**Exercise prompt**: Copy out the records below with "elements" swapped for "objects" everywhere and nothing else changed. Leave the pictures out.

--- Start of Records ---

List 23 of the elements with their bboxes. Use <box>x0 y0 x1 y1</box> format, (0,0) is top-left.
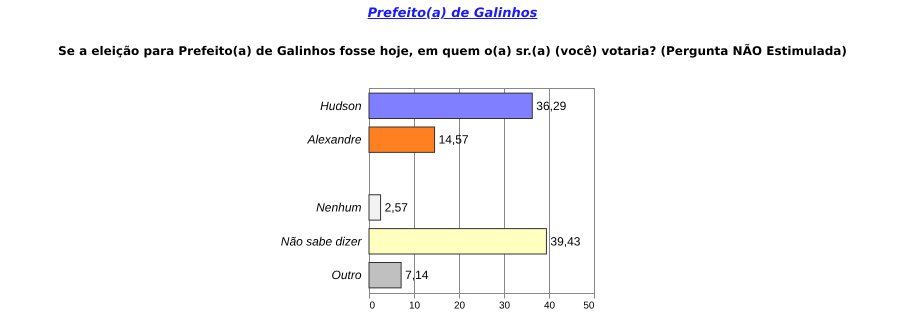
x-tick-label: 0 <box>370 300 376 312</box>
x-tick-label: 10 <box>408 300 420 312</box>
x-tick-label: 30 <box>498 300 510 312</box>
chart-title: Prefeito(a) de Galinhos <box>366 6 538 21</box>
bar <box>368 92 533 119</box>
y-tick-label: Hudson <box>320 98 362 113</box>
data-label: 2,57 <box>384 200 408 214</box>
bar <box>368 262 402 288</box>
bar <box>368 228 547 255</box>
y-tick-label: Não sabe dizer <box>280 234 362 248</box>
chart-subtitle: Se a eleição para Prefeito(a) de Galinhos fosse hoje, em quem o(a) sr.(a) (você) votaria? (Pergunta NÃO Estimulada) <box>57 44 848 58</box>
bar <box>368 194 382 221</box>
data-label: 39,43 <box>550 234 581 248</box>
x-tick-label: 20 <box>454 300 466 312</box>
bar <box>368 126 436 153</box>
data-label: 7,14 <box>405 268 429 282</box>
x-tick-label: 40 <box>544 300 556 312</box>
x-tick-label: 50 <box>583 300 595 312</box>
y-tick-label: Outro <box>331 268 362 282</box>
y-tick-label: Nenhum <box>316 200 362 214</box>
data-label: 36,29 <box>536 98 567 113</box>
data-label: 14,57 <box>438 132 469 147</box>
y-tick-label: Alexandre <box>306 132 362 147</box>
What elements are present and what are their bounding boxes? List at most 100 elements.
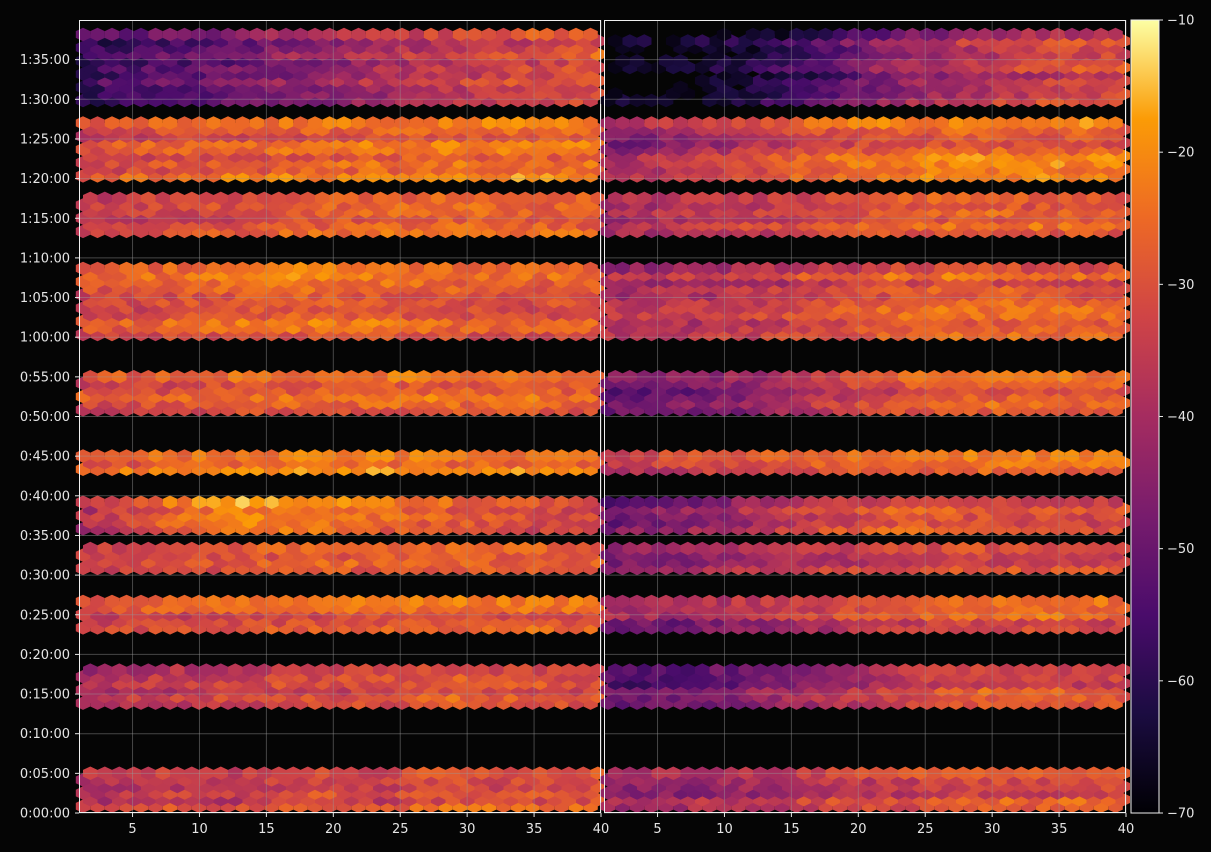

--- End of Records ---

**Output of the task**:
List 23 of the objects with their bboxes. Use <box>x0 y0 x1 y1</box> format, (0,0) is top-left.
x-tick-label: 0 <box>370 300 376 312</box>
x-tick-label: 10 <box>408 300 420 312</box>
x-tick-label: 30 <box>498 300 510 312</box>
chart-title: Prefeito(a) de Galinhos <box>366 6 538 21</box>
bar <box>368 92 533 119</box>
y-tick-label: Hudson <box>320 98 362 113</box>
data-label: 2,57 <box>384 200 408 214</box>
bar <box>368 262 402 288</box>
bar <box>368 228 547 255</box>
y-tick-label: Não sabe dizer <box>280 234 362 248</box>
chart-subtitle: Se a eleição para Prefeito(a) de Galinhos fosse hoje, em quem o(a) sr.(a) (você) votaria? (Pergunta NÃO Estimulada) <box>57 44 848 58</box>
bar <box>368 194 382 221</box>
data-label: 39,43 <box>550 234 581 248</box>
x-tick-label: 20 <box>454 300 466 312</box>
bar <box>368 126 436 153</box>
data-label: 7,14 <box>405 268 429 282</box>
x-tick-label: 40 <box>544 300 556 312</box>
x-tick-label: 50 <box>583 300 595 312</box>
y-tick-label: Outro <box>331 268 362 282</box>
y-tick-label: Nenhum <box>316 200 362 214</box>
data-label: 36,29 <box>536 98 567 113</box>
data-label: 14,57 <box>438 132 469 147</box>
y-tick-label: Alexandre <box>306 132 362 147</box>
What objects are present and what are their bounding boxes? List at most 100 objects.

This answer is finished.